**What is required**. Show every line of the records below that contains the word "Count".

════════════════════

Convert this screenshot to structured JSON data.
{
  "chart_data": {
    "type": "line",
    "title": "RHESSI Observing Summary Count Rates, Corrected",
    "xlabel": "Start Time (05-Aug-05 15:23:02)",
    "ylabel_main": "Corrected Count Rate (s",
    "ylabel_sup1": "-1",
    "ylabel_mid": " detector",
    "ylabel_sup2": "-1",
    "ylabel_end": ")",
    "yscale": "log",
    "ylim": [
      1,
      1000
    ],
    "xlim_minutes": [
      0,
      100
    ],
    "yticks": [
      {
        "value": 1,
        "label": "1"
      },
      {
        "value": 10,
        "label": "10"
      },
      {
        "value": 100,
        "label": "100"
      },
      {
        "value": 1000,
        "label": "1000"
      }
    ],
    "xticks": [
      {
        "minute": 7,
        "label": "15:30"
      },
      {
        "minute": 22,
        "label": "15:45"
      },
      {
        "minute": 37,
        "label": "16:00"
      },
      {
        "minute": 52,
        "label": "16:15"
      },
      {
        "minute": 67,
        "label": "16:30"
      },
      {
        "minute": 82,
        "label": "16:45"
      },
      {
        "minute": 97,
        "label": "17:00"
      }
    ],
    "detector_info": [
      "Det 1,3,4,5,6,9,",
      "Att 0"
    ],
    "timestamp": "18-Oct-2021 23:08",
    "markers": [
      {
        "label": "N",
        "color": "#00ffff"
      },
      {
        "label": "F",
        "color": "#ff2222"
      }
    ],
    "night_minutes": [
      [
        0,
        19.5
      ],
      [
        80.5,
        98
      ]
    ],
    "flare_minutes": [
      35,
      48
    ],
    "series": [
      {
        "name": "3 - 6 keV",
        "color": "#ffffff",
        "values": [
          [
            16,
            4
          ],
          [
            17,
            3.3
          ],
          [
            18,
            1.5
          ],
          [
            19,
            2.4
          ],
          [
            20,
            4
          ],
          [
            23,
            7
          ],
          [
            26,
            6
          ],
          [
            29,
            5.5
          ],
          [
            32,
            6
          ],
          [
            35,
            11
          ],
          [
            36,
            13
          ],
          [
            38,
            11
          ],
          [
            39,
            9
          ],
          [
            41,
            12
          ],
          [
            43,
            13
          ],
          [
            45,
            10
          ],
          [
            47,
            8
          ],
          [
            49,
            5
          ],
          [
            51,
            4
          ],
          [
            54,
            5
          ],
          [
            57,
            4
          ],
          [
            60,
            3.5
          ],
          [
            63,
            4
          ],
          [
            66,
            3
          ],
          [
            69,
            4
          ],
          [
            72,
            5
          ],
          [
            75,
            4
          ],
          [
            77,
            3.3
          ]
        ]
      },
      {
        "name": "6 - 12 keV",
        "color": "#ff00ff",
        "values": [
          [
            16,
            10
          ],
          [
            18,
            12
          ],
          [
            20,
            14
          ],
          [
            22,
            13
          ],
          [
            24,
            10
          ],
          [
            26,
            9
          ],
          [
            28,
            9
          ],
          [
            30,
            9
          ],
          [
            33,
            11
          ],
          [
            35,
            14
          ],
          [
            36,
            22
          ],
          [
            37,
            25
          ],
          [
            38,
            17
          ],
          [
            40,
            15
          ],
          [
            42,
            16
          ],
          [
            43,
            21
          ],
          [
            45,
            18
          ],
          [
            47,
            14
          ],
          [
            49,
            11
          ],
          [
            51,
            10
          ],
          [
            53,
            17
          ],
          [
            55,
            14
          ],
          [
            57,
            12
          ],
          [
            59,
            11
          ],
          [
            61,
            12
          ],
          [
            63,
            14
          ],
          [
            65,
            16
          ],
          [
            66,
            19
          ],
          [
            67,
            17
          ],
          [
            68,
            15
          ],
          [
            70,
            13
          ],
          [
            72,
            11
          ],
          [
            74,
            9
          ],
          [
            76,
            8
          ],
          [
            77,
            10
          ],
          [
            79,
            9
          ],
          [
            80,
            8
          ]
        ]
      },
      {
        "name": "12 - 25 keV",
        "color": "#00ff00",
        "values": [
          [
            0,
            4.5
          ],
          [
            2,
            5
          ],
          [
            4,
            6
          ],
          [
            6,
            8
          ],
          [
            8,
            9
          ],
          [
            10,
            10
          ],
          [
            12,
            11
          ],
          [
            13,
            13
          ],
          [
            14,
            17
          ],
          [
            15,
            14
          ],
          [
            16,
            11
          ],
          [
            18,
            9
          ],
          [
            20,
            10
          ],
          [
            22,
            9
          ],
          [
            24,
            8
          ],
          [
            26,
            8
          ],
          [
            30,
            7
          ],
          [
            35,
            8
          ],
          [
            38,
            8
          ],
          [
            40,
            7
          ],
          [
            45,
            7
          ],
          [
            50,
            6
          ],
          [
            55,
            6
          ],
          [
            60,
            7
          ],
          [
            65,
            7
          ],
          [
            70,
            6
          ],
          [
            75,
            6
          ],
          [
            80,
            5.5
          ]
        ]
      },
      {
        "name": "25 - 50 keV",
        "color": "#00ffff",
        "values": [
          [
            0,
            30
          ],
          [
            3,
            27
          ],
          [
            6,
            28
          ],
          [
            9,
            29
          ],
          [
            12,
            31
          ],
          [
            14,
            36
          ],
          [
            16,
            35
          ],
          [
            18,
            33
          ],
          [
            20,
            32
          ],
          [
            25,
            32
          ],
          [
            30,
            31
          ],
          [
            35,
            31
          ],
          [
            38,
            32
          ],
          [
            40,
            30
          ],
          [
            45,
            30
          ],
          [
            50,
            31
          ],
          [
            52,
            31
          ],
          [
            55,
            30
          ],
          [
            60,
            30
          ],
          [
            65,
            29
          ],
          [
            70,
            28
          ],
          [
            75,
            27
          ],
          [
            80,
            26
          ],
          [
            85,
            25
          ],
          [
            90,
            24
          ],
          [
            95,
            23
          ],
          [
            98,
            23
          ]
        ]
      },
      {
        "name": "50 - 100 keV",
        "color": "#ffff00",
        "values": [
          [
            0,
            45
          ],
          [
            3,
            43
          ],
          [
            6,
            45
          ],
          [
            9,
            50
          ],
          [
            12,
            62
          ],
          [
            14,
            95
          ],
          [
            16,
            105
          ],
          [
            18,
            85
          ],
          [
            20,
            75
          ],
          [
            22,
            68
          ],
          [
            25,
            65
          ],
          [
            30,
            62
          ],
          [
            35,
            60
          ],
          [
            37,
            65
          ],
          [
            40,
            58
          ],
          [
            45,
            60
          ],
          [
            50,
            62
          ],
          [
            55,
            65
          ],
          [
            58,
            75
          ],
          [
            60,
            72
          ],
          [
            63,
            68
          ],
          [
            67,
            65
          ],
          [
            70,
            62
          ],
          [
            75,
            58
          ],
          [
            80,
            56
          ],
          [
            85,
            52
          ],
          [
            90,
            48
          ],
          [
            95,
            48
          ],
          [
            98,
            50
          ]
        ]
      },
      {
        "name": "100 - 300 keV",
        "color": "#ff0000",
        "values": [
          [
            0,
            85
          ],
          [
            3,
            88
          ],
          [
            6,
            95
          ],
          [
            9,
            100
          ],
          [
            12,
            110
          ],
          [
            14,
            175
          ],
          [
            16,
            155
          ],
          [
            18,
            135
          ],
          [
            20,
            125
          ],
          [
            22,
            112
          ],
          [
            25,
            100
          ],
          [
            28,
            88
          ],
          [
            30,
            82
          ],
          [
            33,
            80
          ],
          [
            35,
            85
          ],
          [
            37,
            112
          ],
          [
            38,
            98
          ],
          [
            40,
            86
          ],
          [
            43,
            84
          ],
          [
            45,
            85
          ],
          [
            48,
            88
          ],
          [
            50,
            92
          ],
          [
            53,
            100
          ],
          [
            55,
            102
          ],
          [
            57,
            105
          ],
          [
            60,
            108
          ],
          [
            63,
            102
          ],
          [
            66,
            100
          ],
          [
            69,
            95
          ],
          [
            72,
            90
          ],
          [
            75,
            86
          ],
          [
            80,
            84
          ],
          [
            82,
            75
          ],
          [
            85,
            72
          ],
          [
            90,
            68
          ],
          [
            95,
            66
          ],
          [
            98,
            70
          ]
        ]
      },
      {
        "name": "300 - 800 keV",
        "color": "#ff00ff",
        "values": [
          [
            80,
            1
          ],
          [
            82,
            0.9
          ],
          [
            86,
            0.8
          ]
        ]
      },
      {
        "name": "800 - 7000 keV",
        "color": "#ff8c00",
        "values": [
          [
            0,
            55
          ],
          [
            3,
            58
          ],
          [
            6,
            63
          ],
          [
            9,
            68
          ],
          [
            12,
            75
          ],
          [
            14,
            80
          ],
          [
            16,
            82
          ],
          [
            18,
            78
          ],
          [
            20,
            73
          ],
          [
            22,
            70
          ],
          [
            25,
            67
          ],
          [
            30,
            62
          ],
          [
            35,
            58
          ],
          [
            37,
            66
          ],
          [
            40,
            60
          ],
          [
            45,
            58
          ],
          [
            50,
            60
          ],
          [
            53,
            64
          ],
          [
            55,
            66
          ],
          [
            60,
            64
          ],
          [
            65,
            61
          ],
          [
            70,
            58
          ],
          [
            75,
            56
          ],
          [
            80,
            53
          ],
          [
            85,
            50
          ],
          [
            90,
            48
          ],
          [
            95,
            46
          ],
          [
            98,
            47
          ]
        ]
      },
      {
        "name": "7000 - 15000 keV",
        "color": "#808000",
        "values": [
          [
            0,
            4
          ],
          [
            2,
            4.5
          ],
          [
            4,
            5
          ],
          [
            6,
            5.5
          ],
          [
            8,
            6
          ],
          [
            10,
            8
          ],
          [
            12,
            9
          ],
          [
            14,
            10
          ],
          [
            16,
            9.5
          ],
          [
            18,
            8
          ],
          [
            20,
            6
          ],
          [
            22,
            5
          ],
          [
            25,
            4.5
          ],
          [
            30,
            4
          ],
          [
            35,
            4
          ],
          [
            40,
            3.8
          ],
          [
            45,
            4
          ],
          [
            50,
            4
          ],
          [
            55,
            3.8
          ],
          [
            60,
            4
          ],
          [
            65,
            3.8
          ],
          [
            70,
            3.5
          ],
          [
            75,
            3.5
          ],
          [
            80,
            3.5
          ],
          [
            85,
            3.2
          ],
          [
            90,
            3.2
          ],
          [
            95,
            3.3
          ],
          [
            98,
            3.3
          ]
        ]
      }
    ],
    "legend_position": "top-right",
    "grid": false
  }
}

════════════════════

**Right answer**.
    "title": "RHESSI Observing Summary Count Rates, Corrected",
    "ylabel_main": "Corrected Count Rate (s",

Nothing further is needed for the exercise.